Stored entries:
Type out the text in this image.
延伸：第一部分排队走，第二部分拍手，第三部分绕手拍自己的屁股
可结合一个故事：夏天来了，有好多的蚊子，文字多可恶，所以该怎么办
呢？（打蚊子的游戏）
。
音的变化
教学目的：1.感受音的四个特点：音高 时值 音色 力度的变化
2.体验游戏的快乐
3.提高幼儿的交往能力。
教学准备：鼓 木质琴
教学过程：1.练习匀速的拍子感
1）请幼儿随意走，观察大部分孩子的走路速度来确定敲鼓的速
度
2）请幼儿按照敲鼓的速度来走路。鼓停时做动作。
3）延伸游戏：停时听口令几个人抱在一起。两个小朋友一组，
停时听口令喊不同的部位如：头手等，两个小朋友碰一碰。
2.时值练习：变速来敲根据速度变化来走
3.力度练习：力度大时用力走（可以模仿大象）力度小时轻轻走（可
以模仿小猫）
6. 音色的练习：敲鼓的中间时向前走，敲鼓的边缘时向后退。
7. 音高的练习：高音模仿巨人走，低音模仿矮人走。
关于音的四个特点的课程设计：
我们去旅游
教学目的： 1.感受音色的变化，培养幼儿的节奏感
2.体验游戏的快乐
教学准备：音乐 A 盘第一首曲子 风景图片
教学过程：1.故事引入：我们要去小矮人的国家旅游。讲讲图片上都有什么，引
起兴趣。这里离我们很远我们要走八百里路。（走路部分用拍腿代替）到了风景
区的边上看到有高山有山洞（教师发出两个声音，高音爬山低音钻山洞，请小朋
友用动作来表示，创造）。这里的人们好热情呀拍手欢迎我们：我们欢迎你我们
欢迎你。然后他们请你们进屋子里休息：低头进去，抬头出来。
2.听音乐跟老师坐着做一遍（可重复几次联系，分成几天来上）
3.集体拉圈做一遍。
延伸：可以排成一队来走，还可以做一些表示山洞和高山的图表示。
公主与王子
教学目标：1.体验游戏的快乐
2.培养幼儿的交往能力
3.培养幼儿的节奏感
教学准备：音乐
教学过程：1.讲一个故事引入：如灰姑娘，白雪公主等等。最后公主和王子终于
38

**Aim**
Above is a listing; report how many of its lines include the word "教学准备", giving the number only.

**The answer**
3